* The task:
Can you write out all the lines word for word, with no pictures?

======== Working data

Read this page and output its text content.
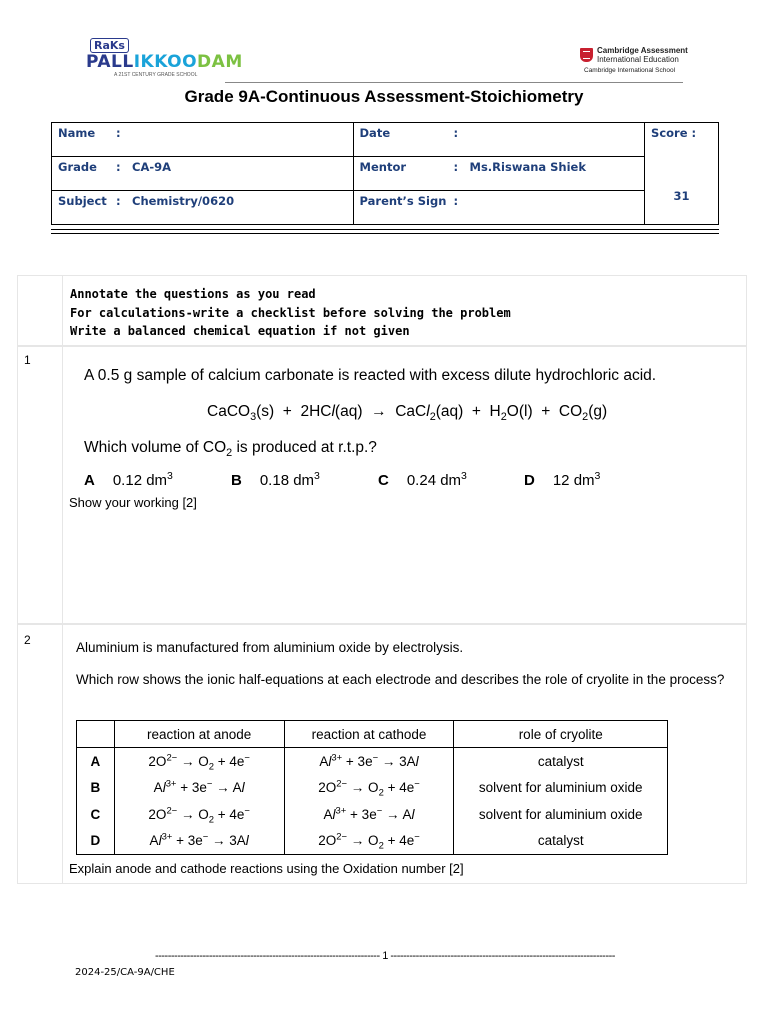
RaKs
PALLIKKOODAM
A 21ST CENTURY GRADE SCHOOL
Cambridge Assessment
International Education
Cambridge International School
Grade 9A-Continuous Assessment-Stoichiometry
Name :	Date :	Score :
Grade : CA-9A	Mentor : Ms.Riswana Shiek	31
Subject : Chemistry/0620	Parent’s Sign :	
Annotate the questions as you read
For calculations-write a checklist before solving the problem
Write a balanced chemical equation if not given
1
A 0.5 g sample of calcium carbonate is reacted with excess dilute hydrochloric acid.
CaCO$_3$(s)  +  2HCl(aq)  →  CaCl$_2$(aq)  +  $H_2O(l) + CO_2(g)$
Which volume of $CO_2$ is produced at r.t.p.?
A 0.12 $dm^3$	B 0.18 $dm^3$	C 0.24 $dm^3$	D 12 $dm^3$
Show your working [2]
2	Aluminium is manufactured from aluminium oxide by electrolysis.
Which row shows the ionic half-equations at each electrode and describes the role of cryolite in the process?
	reaction at anode	reaction at cathode	role of cryolite
A	$2O^{2-} \to O_2 + 4e^-$	$Al^{3+} + 3e^- \to 3Al$	catalyst
B	$Al^{3+} + 3e^- \to Al$	$2O^{2-} \to O_2 + 4e^-$	solvent for aluminium oxide
C	$2O^{2-} \to O_2 + 4e^-$	$Al^{3+} + 3e^- \to Al$	solvent for aluminium oxide
D	$Al^{3+} + 3e^- \to 3Al$	$2O^{2-} \to O_2 + 4e^-$	catalyst
Explain anode and cathode reactions using the Oxidation number [2]
----------------------------------------------------------------------- 1 -----------------------------------------------------------------------
2024-25/CA-9A/CHE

================

* Exercise result:
Read this page and output its text content.
RaKs
PALLIKKOODAM
A 21ST CENTURY GRADE SCHOOL
Cambridge Assessment
International Education
Cambridge International School
Grade 9A-Continuous Assessment-Stoichiometry
Name :	Date :	Score :
Grade : CA-9A	Mentor : Ms.Riswana Shiek	31
Subject : Chemistry/0620	Parent’s Sign :	
Annotate the questions as you read
For calculations-write a checklist before solving the problem
Write a balanced chemical equation if not given
1
A 0.5 g sample of calcium carbonate is reacted with excess dilute hydrochloric acid.
CaCO$_3$(s)  +  2HCl(aq)  →  CaCl$_2$(aq)  +  $H_2O(l) + CO_2(g)$
Which volume of $CO_2$ is produced at r.t.p.?
A 0.12 $dm^3$	B 0.18 $dm^3$	C 0.24 $dm^3$	D 12 $dm^3$
Show your working [2]
2	Aluminium is manufactured from aluminium oxide by electrolysis.
Which row shows the ionic half-equations at each electrode and describes the role of cryolite in the process?
	reaction at anode	reaction at cathode	role of cryolite
A	$2O^{2-} \to O_2 + 4e^-$	$Al^{3+} + 3e^- \to 3Al$	catalyst
B	$Al^{3+} + 3e^- \to Al$	$2O^{2-} \to O_2 + 4e^-$	solvent for aluminium oxide
C	$2O^{2-} \to O_2 + 4e^-$	$Al^{3+} + 3e^- \to Al$	solvent for aluminium oxide
D	$Al^{3+} + 3e^- \to 3Al$	$2O^{2-} \to O_2 + 4e^-$	catalyst
Explain anode and cathode reactions using the Oxidation number [2]
----------------------------------------------------------------------- 1 -----------------------------------------------------------------------
2024-25/CA-9A/CHE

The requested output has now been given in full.